Exercise input:

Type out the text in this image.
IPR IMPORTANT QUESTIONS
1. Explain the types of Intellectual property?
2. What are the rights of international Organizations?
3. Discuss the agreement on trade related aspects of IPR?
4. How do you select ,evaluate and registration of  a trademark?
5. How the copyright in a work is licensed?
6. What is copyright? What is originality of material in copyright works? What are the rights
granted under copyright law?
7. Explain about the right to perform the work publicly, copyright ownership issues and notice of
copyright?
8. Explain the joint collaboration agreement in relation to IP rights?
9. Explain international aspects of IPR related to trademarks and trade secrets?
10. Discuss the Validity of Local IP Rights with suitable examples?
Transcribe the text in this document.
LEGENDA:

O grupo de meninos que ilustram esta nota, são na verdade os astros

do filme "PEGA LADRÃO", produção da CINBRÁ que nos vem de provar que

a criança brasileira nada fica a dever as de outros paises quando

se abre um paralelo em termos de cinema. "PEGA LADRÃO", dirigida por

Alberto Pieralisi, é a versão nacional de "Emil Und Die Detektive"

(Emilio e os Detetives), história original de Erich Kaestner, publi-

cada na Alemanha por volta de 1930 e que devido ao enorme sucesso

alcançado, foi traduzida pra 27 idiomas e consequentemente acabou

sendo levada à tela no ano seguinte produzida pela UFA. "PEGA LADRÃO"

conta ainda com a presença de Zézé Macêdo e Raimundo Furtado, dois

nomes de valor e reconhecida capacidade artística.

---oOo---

Exercise details:
Check each line above for the word "this" and give the number of lines that have it, nothing else.

Output below:
2